> _Requirements_: Each line that follows is to be retyped exactly.

(Collected data)
● ● ●
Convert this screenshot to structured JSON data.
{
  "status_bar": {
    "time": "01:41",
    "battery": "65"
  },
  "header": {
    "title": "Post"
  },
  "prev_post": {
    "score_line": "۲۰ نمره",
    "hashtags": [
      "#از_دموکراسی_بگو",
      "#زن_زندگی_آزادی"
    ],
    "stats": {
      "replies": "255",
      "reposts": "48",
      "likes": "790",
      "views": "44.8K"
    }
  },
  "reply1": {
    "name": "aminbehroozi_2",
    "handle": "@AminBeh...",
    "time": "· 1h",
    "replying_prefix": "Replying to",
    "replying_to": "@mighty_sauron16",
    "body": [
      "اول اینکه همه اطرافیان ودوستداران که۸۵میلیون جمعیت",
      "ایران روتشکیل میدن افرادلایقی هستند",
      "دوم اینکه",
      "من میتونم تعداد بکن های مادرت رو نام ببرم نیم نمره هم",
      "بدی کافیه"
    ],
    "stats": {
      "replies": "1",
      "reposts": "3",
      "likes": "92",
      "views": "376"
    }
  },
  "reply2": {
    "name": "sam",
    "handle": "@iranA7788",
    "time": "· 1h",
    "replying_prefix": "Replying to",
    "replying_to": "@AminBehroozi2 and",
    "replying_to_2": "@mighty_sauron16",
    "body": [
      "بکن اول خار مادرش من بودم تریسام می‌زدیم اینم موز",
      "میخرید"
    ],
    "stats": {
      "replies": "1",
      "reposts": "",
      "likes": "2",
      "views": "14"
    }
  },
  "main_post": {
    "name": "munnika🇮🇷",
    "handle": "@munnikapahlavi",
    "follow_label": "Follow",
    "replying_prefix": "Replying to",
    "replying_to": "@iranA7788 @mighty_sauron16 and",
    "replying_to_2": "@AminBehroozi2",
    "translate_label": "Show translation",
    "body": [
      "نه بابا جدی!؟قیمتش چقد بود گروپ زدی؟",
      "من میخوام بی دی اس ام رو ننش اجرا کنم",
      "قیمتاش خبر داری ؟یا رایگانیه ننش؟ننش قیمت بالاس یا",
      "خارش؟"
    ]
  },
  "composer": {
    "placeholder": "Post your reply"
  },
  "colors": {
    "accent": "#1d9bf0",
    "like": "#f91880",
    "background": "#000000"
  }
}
● ● ●
> _Full response_:
Convert this screenshot to structured JSON data.
{
  "status_bar": {
    "time": "01:41",
    "battery": "65"
  },
  "header": {
    "title": "Post"
  },
  "prev_post": {
    "score_line": "۲۰ نمره",
    "hashtags": [
      "#از_دموکراسی_بگو",
      "#زن_زندگی_آزادی"
    ],
    "stats": {
      "replies": "255",
      "reposts": "48",
      "likes": "790",
      "views": "44.8K"
    }
  },
  "reply1": {
    "name": "aminbehroozi_2",
    "handle": "@AminBeh...",
    "time": "· 1h",
    "replying_prefix": "Replying to",
    "replying_to": "@mighty_sauron16",
    "body": [
      "اول اینکه همه اطرافیان ودوستداران که۸۵میلیون جمعیت",
      "ایران روتشکیل میدن افرادلایقی هستند",
      "دوم اینکه",
      "من میتونم تعداد بکن های مادرت رو نام ببرم نیم نمره هم",
      "بدی کافیه"
    ],
    "stats": {
      "replies": "1",
      "reposts": "3",
      "likes": "92",
      "views": "376"
    }
  },
  "reply2": {
    "name": "sam",
    "handle": "@iranA7788",
    "time": "· 1h",
    "replying_prefix": "Replying to",
    "replying_to": "@AminBehroozi2 and",
    "replying_to_2": "@mighty_sauron16",
    "body": [
      "بکن اول خار مادرش من بودم تریسام می‌زدیم اینم موز",
      "میخرید"
    ],
    "stats": {
      "replies": "1",
      "reposts": "",
      "likes": "2",
      "views": "14"
    }
  },
  "main_post": {
    "name": "munnika🇮🇷",
    "handle": "@munnikapahlavi",
    "follow_label": "Follow",
    "replying_prefix": "Replying to",
    "replying_to": "@iranA7788 @mighty_sauron16 and",
    "replying_to_2": "@AminBehroozi2",
    "translate_label": "Show translation",
    "body": [
      "نه بابا جدی!؟قیمتش چقد بود گروپ زدی؟",
      "من میخوام بی دی اس ام رو ننش اجرا کنم",
      "قیمتاش خبر داری ؟یا رایگانیه ننش؟ننش قیمت بالاس یا",
      "خارش؟"
    ]
  },
  "composer": {
    "placeholder": "Post your reply"
  },
  "colors": {
    "accent": "#1d9bf0",
    "like": "#f91880",
    "background": "#000000"
  }
}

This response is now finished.